EXERCISE AIM -> Copy out all of the material, matching it word for word.

[Records excerpted from a collection]
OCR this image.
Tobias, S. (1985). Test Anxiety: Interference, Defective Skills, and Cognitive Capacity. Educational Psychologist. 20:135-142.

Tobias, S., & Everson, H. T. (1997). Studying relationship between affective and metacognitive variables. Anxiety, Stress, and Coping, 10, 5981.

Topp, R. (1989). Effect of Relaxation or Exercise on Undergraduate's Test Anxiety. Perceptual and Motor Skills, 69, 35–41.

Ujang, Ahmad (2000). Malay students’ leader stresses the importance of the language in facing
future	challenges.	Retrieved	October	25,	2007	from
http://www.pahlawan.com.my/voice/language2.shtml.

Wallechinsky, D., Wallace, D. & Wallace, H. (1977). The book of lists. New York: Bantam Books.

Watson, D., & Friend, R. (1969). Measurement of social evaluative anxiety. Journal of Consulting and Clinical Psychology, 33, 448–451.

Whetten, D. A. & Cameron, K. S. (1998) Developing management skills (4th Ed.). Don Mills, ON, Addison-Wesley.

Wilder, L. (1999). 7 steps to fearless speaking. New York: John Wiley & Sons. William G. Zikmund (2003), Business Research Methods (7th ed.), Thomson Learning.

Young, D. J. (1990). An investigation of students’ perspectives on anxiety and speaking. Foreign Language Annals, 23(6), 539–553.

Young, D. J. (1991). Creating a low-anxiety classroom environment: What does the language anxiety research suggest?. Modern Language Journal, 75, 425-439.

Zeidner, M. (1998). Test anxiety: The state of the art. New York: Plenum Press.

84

WORKED ANSWER ->
OCR this image.
Tobias, S. (1985). Test Anxiety: Interference, Defective Skills, and Cognitive Capacity. Educational Psychologist. 20:135-142.

Tobias, S., & Everson, H. T. (1997). Studying relationship between affective and metacognitive variables. Anxiety, Stress, and Coping, 10, 5981.

Topp, R. (1989). Effect of Relaxation or Exercise on Undergraduate's Test Anxiety. Perceptual and Motor Skills, 69, 35–41.

Ujang, Ahmad (2000). Malay students’ leader stresses the importance of the language in facing
future	challenges.	Retrieved	October	25,	2007	from
http://www.pahlawan.com.my/voice/language2.shtml.

Wallechinsky, D., Wallace, D. & Wallace, H. (1977). The book of lists. New York: Bantam Books.

Watson, D., & Friend, R. (1969). Measurement of social evaluative anxiety. Journal of Consulting and Clinical Psychology, 33, 448–451.

Whetten, D. A. & Cameron, K. S. (1998) Developing management skills (4th Ed.). Don Mills, ON, Addison-Wesley.

Wilder, L. (1999). 7 steps to fearless speaking. New York: John Wiley & Sons. William G. Zikmund (2003), Business Research Methods (7th ed.), Thomson Learning.

Young, D. J. (1990). An investigation of students’ perspectives on anxiety and speaking. Foreign Language Annals, 23(6), 539–553.

Young, D. J. (1991). Creating a low-anxiety classroom environment: What does the language anxiety research suggest?. Modern Language Journal, 75, 425-439.

Zeidner, M. (1998). Test anxiety: The state of the art. New York: Plenum Press.

84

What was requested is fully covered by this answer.